▶ What needs to be done: Look through the listing for the word "Families". Copy each line that has it.

Extracts from a graphics dataset

++++++++++++++++++++

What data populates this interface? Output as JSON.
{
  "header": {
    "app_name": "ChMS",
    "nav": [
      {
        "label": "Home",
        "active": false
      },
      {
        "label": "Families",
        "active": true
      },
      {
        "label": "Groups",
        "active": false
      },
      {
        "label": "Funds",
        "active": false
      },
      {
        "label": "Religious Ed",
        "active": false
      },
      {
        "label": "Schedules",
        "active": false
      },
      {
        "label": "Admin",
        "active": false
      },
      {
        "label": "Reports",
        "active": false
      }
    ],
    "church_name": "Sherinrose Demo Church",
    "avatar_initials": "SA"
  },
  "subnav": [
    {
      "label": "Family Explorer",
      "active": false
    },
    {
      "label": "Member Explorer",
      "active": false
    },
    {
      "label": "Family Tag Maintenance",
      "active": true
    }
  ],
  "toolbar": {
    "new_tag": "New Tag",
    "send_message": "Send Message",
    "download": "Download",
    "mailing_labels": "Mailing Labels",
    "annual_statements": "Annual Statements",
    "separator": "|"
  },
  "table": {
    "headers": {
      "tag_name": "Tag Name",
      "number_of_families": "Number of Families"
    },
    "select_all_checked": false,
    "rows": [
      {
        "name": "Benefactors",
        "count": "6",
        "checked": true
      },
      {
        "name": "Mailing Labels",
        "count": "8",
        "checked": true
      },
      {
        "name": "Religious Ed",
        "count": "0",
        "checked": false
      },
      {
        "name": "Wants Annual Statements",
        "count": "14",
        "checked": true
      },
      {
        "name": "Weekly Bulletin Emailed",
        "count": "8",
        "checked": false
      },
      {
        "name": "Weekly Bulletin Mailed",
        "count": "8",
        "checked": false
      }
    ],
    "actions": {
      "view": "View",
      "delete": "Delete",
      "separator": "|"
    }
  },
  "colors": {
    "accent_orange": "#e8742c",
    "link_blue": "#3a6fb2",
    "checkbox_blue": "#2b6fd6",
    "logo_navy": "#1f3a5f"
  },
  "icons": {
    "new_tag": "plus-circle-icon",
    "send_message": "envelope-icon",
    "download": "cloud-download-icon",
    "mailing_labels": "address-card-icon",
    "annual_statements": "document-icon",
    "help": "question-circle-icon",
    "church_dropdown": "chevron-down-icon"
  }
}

++++++++++++++++++++

▶ Full response:
        "label": "Families",
      "number_of_families": "Number of Families"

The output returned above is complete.